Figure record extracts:
*****
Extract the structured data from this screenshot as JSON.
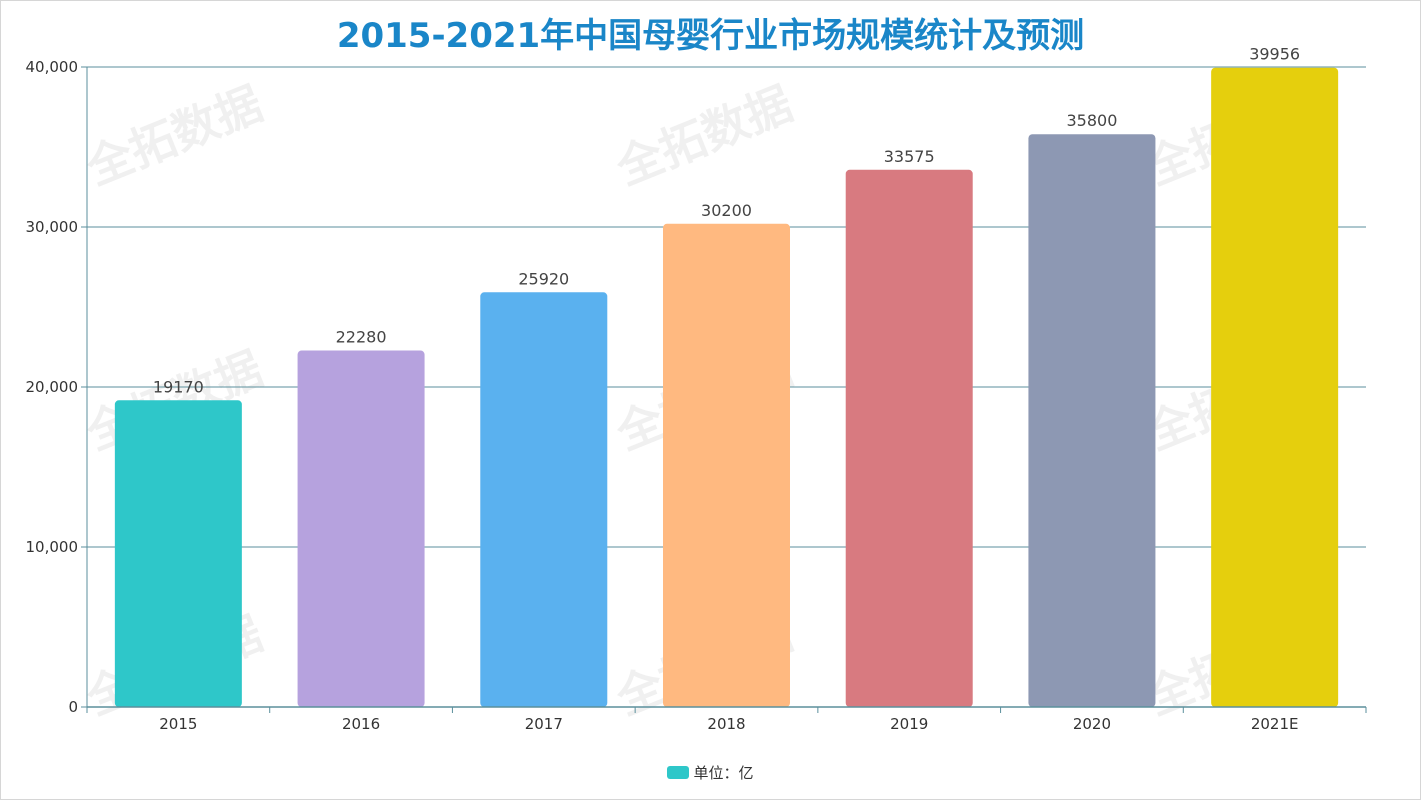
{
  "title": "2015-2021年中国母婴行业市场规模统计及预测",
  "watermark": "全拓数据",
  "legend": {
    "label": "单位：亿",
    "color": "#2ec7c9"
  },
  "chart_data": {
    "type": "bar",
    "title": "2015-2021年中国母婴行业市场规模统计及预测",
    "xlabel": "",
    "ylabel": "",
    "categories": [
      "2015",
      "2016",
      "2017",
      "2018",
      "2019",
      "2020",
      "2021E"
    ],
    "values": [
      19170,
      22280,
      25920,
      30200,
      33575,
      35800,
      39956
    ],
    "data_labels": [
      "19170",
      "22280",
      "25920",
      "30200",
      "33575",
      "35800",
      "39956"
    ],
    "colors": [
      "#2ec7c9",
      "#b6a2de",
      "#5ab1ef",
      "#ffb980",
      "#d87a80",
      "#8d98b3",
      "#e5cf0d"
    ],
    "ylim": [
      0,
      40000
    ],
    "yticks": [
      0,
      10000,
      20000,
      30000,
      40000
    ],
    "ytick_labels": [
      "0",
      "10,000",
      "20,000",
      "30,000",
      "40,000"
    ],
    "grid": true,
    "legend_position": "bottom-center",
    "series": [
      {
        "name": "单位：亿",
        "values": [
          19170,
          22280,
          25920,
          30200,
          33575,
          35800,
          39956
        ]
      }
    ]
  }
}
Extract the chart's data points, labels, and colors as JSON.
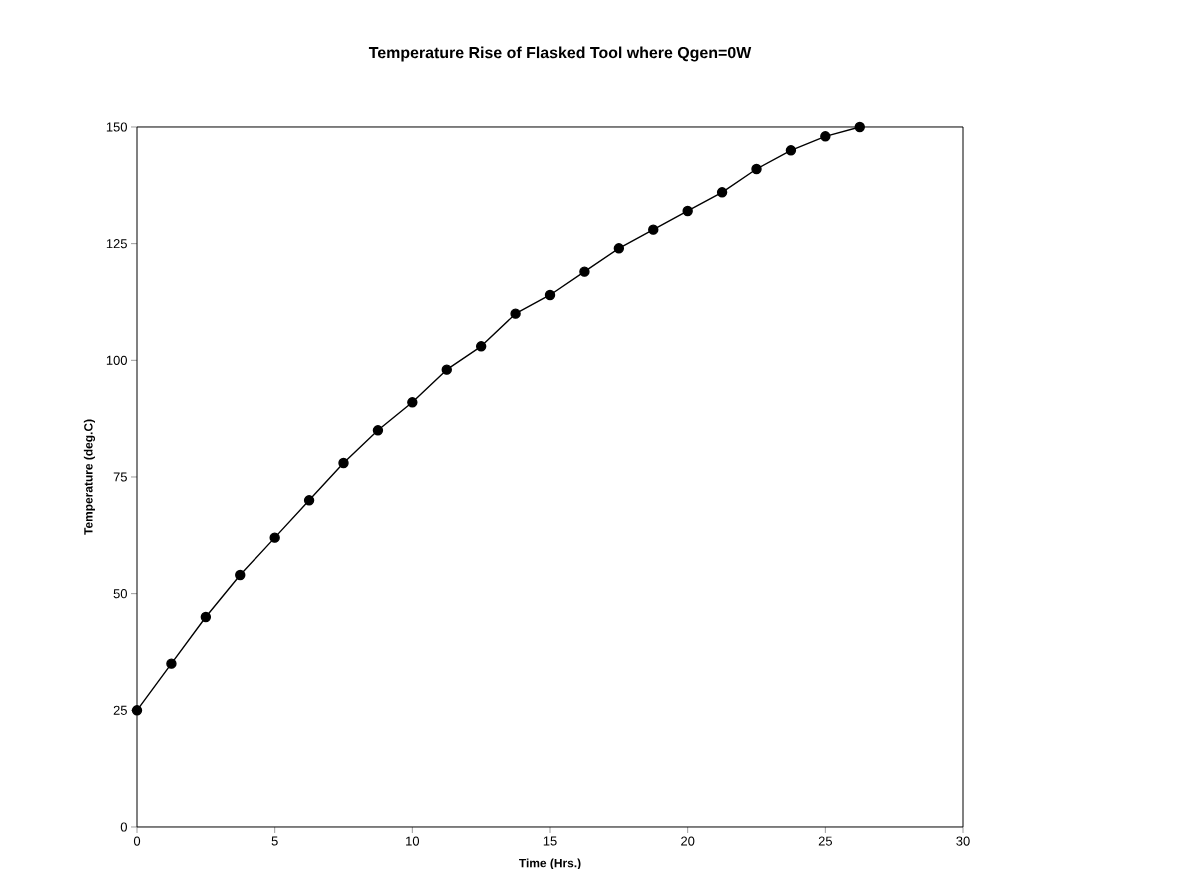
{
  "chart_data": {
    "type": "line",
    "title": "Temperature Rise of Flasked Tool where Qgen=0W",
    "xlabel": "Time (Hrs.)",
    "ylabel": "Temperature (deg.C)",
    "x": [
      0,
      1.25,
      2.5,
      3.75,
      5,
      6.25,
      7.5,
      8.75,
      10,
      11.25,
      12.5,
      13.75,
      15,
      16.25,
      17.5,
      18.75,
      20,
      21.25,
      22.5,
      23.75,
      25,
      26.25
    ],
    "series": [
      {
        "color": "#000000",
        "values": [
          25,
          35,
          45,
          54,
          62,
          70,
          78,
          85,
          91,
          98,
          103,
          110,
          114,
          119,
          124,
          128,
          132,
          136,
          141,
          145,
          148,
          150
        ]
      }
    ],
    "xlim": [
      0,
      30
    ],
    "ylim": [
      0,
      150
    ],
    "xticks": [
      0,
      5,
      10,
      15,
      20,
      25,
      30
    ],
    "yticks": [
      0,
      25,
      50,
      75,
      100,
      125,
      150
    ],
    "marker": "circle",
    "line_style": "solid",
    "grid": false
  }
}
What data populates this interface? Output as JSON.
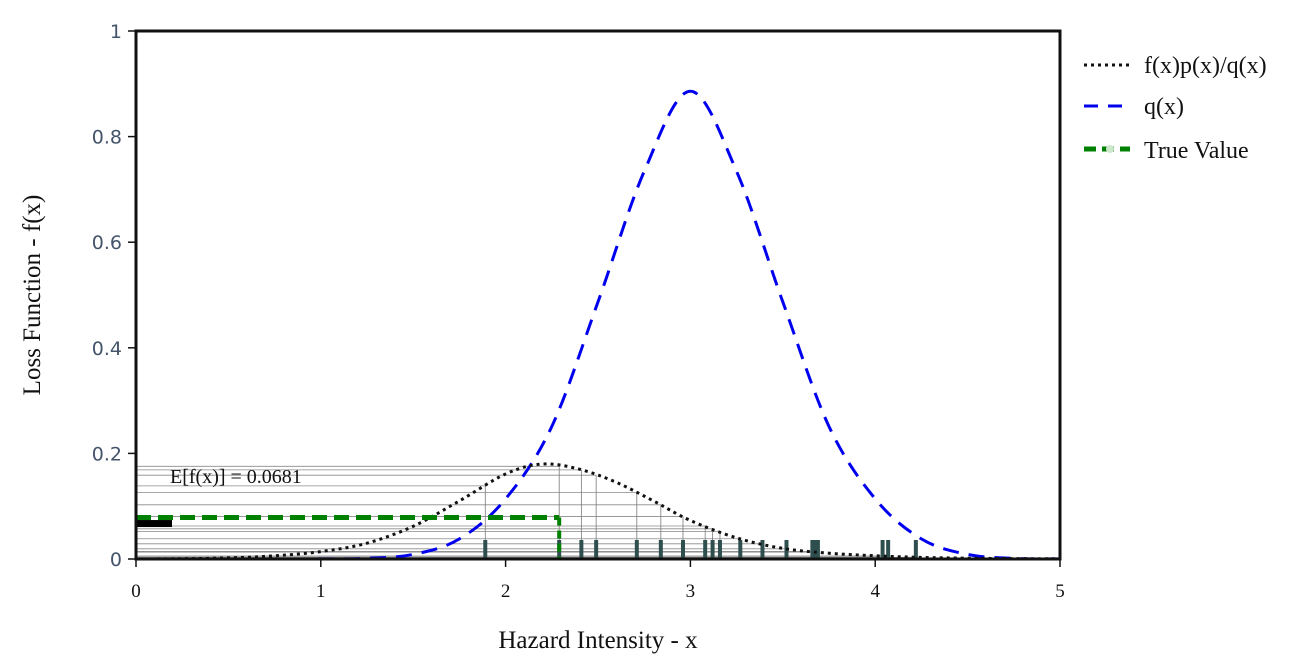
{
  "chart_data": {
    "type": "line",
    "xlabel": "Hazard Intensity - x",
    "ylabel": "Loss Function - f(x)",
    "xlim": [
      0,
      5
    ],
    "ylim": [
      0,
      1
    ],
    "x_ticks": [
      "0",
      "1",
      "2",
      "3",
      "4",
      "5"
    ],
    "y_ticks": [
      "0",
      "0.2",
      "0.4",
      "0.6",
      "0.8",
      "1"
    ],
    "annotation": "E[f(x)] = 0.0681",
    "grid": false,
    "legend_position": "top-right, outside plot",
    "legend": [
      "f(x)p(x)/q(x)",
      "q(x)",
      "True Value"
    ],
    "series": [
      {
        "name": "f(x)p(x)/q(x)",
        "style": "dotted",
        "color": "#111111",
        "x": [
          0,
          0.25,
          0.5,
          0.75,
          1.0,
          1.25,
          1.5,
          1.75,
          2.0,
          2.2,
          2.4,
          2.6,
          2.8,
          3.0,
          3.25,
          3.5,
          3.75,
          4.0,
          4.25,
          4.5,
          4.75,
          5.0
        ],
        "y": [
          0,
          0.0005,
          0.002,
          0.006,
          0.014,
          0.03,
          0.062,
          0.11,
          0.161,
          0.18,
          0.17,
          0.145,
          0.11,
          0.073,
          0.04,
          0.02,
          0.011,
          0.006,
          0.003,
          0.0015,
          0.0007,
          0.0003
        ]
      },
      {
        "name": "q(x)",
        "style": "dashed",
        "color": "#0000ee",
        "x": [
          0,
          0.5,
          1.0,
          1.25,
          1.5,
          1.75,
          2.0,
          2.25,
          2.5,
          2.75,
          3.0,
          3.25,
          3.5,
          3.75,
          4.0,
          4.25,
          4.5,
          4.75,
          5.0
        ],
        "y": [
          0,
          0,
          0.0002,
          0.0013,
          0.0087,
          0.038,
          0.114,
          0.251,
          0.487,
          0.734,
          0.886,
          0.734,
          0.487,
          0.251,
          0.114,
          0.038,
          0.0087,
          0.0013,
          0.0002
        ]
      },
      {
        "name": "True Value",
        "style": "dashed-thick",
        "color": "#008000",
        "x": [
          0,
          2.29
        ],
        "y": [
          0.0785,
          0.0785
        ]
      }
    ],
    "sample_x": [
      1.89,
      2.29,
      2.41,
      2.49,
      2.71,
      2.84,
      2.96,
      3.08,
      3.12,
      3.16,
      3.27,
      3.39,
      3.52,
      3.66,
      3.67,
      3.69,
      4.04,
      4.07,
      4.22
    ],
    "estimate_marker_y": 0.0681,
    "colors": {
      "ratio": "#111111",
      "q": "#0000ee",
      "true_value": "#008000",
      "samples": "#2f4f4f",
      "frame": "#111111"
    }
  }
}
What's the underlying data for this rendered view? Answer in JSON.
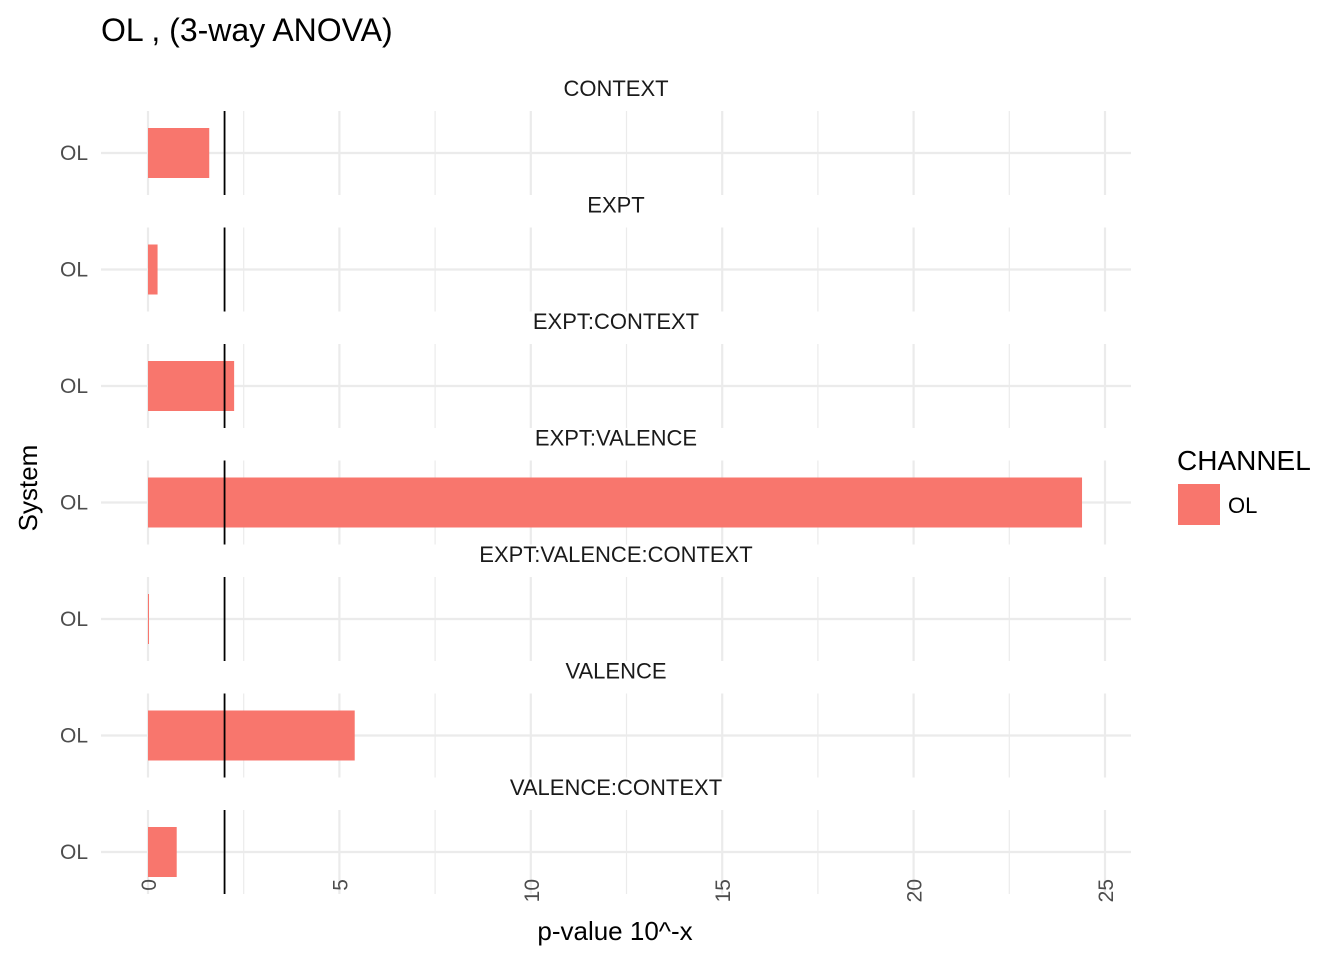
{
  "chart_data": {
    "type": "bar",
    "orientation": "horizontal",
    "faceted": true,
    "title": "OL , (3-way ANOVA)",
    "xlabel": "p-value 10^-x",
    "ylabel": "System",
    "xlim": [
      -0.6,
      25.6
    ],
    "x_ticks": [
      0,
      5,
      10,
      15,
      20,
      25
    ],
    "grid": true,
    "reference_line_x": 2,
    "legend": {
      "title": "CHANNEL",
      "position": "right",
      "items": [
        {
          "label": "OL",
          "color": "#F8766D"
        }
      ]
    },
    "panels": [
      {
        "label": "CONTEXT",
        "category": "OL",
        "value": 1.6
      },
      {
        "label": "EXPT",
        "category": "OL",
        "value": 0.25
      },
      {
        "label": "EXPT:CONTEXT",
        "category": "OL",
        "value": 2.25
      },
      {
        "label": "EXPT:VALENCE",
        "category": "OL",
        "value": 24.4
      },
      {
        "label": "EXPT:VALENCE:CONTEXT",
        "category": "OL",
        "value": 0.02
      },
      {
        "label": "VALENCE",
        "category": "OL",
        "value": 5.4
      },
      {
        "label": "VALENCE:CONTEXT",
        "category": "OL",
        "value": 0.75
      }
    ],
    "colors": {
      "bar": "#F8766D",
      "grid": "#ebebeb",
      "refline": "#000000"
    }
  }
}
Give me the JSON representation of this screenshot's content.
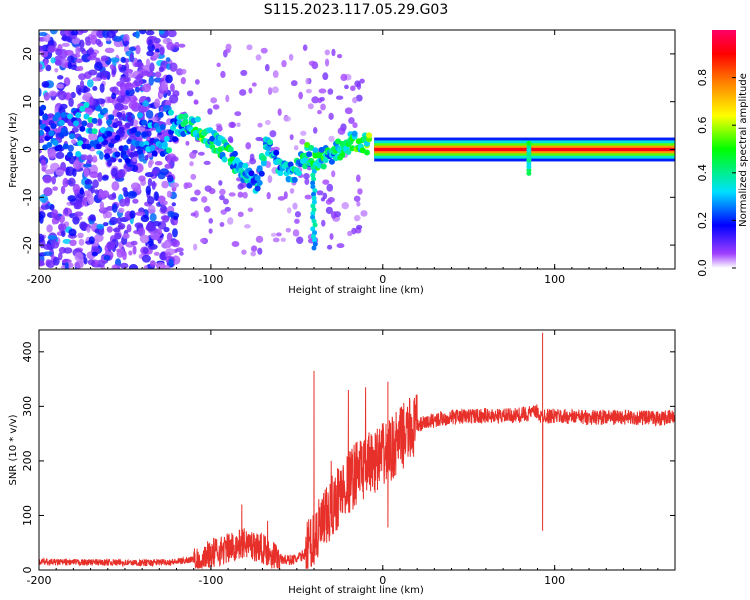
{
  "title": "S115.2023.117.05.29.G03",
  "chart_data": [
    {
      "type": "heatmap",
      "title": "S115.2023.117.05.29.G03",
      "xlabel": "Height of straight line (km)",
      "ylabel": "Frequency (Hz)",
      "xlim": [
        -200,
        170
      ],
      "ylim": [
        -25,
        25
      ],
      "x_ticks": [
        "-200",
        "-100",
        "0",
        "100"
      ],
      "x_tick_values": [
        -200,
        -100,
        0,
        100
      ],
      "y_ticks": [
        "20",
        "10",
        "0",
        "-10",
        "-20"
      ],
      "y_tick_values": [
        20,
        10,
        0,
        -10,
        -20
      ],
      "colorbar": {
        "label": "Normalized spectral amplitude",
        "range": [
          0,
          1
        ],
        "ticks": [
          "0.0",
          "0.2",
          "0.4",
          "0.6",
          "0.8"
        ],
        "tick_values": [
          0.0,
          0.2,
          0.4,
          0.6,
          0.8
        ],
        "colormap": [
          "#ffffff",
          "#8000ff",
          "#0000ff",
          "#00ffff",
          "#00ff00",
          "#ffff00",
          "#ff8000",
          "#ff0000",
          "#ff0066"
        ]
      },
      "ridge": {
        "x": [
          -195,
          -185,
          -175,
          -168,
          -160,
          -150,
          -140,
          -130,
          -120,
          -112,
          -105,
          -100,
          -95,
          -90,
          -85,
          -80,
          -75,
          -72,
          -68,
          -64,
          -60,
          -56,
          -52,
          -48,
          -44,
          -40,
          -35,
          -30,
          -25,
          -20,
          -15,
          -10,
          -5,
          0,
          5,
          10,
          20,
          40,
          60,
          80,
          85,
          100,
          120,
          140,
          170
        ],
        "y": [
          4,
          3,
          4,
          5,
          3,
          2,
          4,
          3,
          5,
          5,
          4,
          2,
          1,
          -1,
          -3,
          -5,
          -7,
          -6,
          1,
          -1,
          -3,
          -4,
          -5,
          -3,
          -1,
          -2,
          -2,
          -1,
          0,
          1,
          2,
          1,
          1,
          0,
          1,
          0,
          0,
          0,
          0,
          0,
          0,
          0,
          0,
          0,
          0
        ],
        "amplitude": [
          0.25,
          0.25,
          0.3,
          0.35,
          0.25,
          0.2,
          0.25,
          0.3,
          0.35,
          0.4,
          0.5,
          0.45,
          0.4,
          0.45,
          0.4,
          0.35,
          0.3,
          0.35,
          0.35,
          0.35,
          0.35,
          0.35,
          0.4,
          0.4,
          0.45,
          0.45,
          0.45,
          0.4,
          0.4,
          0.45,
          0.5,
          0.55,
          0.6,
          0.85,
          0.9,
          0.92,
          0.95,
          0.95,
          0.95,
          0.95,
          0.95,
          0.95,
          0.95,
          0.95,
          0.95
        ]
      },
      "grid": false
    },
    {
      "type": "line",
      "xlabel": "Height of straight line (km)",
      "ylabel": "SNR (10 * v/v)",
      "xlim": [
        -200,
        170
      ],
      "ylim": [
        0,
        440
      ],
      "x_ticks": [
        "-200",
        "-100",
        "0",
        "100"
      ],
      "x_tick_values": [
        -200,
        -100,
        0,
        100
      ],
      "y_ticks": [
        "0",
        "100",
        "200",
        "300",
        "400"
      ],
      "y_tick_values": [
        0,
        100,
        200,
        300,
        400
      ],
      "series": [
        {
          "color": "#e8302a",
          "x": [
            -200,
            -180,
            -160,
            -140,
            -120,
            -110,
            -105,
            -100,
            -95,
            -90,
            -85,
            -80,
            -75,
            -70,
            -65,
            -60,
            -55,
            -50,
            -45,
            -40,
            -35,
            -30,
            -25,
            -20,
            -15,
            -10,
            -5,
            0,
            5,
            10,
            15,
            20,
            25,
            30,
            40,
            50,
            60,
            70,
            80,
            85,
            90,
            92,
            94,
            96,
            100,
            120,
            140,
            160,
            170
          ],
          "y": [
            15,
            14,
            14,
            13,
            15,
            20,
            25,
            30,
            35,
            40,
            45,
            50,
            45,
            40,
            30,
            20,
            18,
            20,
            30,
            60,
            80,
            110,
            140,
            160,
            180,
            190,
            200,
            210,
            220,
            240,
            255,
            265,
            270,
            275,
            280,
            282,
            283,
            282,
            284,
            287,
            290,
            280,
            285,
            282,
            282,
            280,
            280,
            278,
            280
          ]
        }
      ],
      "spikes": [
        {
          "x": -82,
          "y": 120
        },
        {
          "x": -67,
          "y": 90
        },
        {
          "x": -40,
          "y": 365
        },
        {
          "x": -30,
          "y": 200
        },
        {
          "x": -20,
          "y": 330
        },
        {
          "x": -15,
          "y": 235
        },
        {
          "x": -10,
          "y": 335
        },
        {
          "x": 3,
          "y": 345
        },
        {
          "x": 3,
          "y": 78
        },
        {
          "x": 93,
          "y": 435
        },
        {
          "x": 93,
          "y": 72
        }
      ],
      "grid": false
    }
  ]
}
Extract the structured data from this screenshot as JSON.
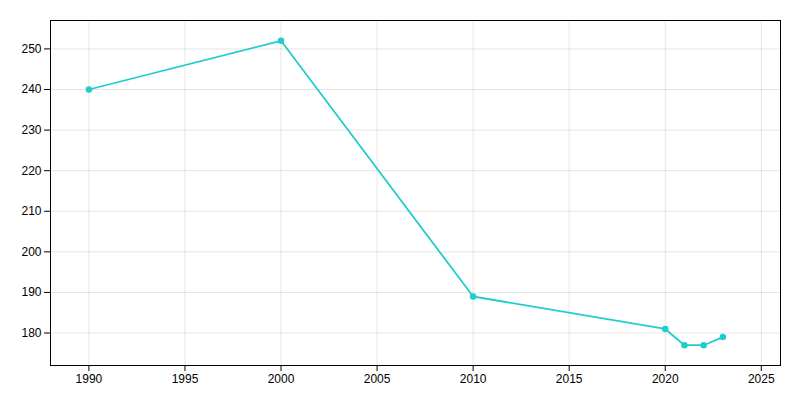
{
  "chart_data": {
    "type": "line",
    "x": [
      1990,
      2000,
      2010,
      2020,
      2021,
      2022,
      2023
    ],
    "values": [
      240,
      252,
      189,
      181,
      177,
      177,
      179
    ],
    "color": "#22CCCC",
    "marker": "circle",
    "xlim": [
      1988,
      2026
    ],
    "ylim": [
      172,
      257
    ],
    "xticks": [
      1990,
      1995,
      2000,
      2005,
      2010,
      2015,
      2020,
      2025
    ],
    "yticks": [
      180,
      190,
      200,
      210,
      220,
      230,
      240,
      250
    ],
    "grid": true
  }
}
*****
● **Task details**: Count the lines in the records above that contain the word "grid", and reply with only that number.

● **Reply**: 8